Start of Records provided
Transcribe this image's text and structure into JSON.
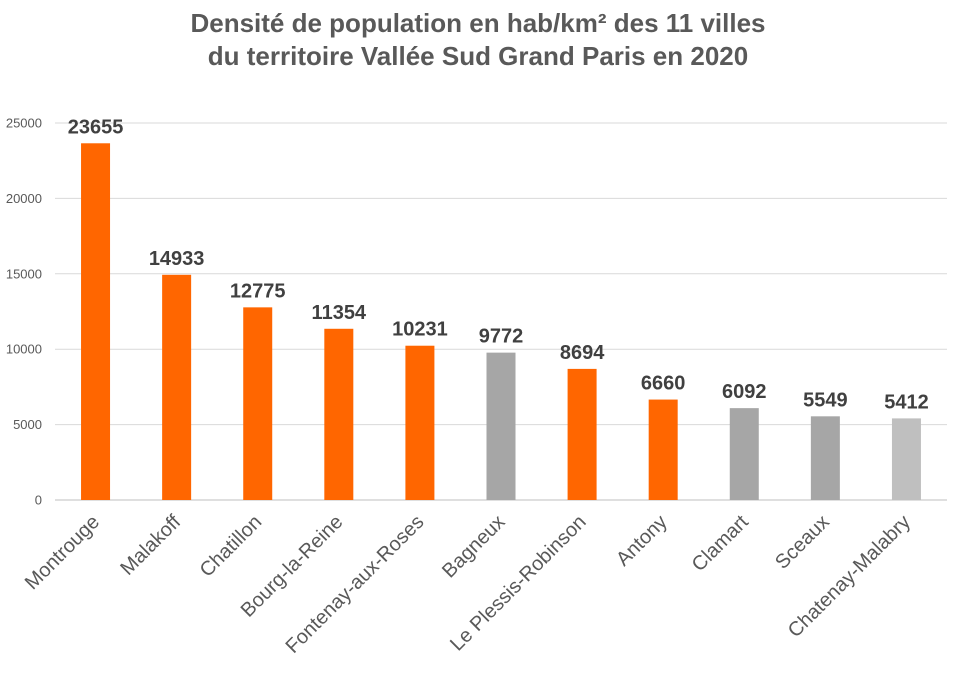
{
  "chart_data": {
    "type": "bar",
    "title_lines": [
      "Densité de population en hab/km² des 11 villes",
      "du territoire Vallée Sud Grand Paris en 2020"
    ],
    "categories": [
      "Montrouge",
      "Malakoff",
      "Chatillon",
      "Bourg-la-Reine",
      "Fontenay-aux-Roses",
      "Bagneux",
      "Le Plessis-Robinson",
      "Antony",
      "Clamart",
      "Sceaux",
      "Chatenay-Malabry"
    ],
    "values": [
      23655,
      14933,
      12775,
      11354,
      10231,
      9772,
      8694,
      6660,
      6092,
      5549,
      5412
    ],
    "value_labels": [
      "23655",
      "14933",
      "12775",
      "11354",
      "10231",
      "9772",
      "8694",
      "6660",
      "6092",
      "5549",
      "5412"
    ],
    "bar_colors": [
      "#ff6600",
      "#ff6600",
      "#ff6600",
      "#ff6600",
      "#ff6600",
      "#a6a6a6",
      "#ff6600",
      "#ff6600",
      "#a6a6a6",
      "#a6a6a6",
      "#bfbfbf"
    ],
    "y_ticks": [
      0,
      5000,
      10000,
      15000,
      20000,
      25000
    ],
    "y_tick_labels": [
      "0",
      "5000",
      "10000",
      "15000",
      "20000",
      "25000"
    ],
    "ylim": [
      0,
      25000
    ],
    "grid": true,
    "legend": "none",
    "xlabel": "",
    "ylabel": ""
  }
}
End of Records provided
Start of Records provided
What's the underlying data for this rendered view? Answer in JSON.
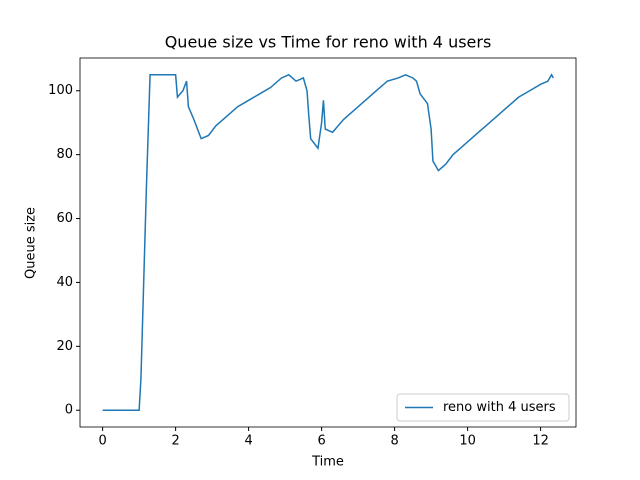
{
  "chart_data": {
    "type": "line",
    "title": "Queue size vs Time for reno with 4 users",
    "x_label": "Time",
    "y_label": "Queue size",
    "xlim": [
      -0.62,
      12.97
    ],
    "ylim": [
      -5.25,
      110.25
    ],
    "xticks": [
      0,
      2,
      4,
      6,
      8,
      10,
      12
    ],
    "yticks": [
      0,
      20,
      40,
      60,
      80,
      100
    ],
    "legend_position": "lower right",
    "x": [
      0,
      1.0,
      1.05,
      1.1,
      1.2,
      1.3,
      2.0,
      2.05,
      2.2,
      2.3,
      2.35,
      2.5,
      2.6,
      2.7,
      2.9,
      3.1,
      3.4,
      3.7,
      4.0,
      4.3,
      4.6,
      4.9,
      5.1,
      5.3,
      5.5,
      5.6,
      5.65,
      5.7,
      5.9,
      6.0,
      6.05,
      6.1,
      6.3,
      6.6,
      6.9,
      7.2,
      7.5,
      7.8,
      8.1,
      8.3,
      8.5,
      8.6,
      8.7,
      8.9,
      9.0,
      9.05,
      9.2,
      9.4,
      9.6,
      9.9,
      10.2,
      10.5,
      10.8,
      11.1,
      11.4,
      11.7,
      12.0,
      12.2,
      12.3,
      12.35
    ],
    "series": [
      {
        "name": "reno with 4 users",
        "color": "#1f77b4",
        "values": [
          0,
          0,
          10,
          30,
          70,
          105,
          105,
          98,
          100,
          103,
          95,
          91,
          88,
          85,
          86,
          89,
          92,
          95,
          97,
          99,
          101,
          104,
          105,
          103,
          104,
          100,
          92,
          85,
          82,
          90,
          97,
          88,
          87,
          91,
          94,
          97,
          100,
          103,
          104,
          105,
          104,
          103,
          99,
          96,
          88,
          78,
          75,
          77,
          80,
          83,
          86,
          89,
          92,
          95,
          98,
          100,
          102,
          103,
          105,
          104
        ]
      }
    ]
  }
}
End of Records provided
Start of Records provided
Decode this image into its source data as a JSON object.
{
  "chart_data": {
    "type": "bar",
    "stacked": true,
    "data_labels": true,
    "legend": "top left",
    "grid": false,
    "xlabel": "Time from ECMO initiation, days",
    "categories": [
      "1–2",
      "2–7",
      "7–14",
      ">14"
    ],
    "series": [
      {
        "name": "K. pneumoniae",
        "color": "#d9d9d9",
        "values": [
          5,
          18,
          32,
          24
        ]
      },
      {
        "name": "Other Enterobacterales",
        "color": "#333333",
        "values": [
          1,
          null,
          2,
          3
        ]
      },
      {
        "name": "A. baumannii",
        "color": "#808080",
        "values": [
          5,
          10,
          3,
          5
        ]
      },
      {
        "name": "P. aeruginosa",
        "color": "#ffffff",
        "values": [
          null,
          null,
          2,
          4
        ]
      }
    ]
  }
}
End of Records provided
Directions:
From the data, list each line in which the string "JSON" appears.

Solution to the problem:
Transcribe this image's text and structure into JSON.
What's the underlying data for this rendered view? Answer in JSON.
Decode this image into its source data as a JSON object.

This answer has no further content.